═════ TRECHO DE ORIGEM ═════

As Aventuras de Pi



A Aura em Tempos de Virtualidade

Ao analisar As Aventuras de Pi (EUA, 2012) Isabela Boscov ressalta que o filme de Ang Lee funde “ação real e computação gráfica com virtuosismo ímpar” na medida em que um de seus protagonistas é “um tigre feito em computador, mas insanamente felino em todos os pormenores e até na ‘aura’, por assim dizer”¹.
Essa descrição traz à lembrança a teoria de Walter Benjamin sobre a obra de arte na era da reprodutibilidade técnica, visto que, para o teórico, a tecnologia capaz de reproduzir cópias de um trabalho artístico teria o condão de macular a aura existente no produto de origem² – não obstante a inquestionável popularização e democratização obtida pela arte a partir de tais técnicas.
Dito isso, As Aventuras de Pi indica novos rumos para a relação 'tecnologia x aura' apontada por Benjamin, ao passo em que lança mão da virtualidade para construir um ser na prática inexistente, mas dotado de tamanhos instintos e comportamentos típicos de sua espécie que inevitável é vê-lo como algo real - essa falsa sensação de realidade, aliás, se deve justamente a percepção de que aquele animal possui sim uma aura que o leva, de modo tão obstinado quanto seu parceiro de naufrágio Pi, a lutar pela sobrevivência.
Assim, se no passado os avanços tecnológicos foram vistos como responsáveis por limar a aura da arte, agora podem ser encarados contrariamente eis que hábeis a, de modo inverso, criar a mesma. É claro que essa não é a primeira tentativa nesse sentido³, todavia, em se tratando de uma abordagem poética mais abraçada com a noção de aura tal como delineada por Benjamin, As Aventuras de Pi, na figura do tigre Richard Parker, fora a obra que até agora obteve os resultados mais significativos.

═════ LINHAS EXTRAÍDAS ═════

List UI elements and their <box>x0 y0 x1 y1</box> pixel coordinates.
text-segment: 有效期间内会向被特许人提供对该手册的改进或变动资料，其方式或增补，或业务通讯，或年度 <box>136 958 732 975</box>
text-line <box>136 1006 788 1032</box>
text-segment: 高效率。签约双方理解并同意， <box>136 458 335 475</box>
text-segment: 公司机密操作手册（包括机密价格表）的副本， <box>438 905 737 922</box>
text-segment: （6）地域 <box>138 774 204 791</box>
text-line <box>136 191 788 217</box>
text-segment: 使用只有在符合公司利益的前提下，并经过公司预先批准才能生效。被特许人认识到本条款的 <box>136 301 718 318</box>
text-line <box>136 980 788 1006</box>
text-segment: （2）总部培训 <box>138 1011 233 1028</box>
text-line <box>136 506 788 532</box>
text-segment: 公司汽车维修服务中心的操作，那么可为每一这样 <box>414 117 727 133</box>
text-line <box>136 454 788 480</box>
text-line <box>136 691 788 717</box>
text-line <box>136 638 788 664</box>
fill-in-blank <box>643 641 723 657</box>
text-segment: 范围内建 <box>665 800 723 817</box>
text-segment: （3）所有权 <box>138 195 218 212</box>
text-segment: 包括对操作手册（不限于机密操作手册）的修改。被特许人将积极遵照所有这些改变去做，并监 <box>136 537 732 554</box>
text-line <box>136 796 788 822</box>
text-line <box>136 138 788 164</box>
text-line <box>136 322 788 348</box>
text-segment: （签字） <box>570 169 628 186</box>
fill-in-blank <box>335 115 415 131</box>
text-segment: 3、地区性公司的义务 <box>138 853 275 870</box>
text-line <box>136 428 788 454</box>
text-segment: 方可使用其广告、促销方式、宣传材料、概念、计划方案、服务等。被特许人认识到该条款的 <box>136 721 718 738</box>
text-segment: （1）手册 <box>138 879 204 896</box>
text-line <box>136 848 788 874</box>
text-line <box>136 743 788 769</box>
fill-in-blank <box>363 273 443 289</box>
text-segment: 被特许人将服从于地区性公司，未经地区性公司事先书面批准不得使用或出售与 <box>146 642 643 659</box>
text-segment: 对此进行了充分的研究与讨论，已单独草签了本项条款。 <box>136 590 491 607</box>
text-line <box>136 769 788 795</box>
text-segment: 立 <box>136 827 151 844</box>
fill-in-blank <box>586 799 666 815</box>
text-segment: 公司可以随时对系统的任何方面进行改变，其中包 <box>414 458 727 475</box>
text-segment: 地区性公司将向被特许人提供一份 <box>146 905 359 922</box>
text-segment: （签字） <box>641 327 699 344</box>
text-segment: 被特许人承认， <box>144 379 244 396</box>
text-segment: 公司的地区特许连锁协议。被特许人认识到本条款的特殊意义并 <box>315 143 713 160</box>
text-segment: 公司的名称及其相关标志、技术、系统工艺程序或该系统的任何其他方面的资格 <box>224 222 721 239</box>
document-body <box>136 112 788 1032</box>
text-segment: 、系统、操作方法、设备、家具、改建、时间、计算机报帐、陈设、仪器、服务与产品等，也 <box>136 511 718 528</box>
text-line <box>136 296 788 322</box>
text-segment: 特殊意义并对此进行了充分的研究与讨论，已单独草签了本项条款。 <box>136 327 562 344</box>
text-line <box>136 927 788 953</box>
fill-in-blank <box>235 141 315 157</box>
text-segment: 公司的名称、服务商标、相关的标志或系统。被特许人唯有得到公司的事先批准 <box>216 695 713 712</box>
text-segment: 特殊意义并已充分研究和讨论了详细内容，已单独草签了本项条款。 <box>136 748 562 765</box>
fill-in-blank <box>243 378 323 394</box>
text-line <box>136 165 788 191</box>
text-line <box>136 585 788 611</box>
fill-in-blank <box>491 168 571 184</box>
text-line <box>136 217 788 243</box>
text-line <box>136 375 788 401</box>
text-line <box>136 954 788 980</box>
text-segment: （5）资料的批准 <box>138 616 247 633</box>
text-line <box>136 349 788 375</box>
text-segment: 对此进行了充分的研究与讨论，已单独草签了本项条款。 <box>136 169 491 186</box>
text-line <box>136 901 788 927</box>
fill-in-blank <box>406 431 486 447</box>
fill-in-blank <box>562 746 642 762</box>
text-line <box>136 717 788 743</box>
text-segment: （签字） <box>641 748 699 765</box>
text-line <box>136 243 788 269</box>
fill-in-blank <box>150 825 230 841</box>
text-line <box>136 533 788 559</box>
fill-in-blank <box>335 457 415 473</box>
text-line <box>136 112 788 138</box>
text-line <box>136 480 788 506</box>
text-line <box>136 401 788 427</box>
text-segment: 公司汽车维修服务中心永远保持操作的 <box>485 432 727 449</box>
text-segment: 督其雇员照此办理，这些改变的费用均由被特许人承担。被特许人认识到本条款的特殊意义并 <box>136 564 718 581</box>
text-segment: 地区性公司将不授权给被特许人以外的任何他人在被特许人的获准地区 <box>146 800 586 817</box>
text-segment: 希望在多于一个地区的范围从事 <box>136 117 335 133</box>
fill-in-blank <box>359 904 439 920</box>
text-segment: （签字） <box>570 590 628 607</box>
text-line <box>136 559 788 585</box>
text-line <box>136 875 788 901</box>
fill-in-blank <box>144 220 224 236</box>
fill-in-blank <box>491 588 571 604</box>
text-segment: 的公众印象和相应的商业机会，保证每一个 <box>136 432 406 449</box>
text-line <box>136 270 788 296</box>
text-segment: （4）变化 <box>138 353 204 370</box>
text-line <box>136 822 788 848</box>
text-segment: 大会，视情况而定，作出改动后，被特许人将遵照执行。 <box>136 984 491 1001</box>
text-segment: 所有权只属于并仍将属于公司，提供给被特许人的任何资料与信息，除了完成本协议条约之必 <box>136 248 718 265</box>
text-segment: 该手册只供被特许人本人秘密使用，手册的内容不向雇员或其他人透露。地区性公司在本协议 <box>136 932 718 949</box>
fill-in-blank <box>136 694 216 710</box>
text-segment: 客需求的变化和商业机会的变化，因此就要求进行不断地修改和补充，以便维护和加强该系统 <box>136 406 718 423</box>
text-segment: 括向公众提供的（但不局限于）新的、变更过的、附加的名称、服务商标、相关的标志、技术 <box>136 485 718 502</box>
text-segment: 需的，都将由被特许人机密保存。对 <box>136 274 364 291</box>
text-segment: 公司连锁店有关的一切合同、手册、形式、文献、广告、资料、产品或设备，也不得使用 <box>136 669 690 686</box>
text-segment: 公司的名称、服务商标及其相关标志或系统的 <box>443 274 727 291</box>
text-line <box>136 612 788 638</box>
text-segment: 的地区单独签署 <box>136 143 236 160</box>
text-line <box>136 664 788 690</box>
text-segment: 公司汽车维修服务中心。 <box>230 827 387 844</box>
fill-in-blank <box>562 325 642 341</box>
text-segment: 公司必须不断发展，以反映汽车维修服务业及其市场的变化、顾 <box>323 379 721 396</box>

═════

__SUAS TAREFAS__.
1) Transcreva do texto sobre As Aventuras de Pi tudo o que vai de "Ao analisar As" até "de tais técnicas.".
2) Dê continuidade ao texto sobre As Aventuras de Pi a partir do ponto em que ele termina.
As linhas não serão necessárias.

__RESPOSTAS__.
1)
Ao analisar As Aventuras de Pi (EUA, 2012) Isabela Boscov ressalta que o filme de Ang Lee funde “ação real e computação gráfica com virtuosismo ímpar” na medida em que um de seus protagonistas é “um tigre feito em computador, mas insanamente felino em todos os pormenores e até na ‘aura’, por assim dizer”¹.
Essa descrição traz à lembrança a teoria de Walter Benjamin sobre a obra de arte na era da reprodutibilidade técnica, visto que, para o teórico, a tecnologia capaz de reproduzir cópias de um trabalho artístico teria o condão de macular a aura existente no produto de origem² – não obstante a inquestionável popularização e democratização obtida pela arte a partir de tais técnicas.

2)
Ressalte-se, ainda, que o longa-metragem ainda faz uma rápida abordagem sobre os muitos caminhos da fé e da religião percorridos por Pi⁴, embora para Ang Lee esse viés sirva apenas de introdução a personalidade de um garoto que, graças ao cultivo de uma imensa espiritualidade, consegue permanecer buscando um sentido para tudo, ainda que não raro deixe de vê-lo, o que, conforme a precisa ótica de I. Boscov revela por parte da produção uma “tentativa de entender o ser, e mais ainda de compreender porque o homem quer sempre continuar sendo, mesmo perante os mais duros testes, em face das mais tristes perdas e entre as mais eternas desesperanças”⁵.
Por fim, se o nome Pi, além da constante 3,14, também pode ser compreendido como a relação entre todos os segredos do universo, o nome Richard Parker, por seu turno, traz em si a carga de tragédia e de tristeza aos poucos contornada pelo passar do tempo e pela vontade de seguir adiante. Aurático isso, não?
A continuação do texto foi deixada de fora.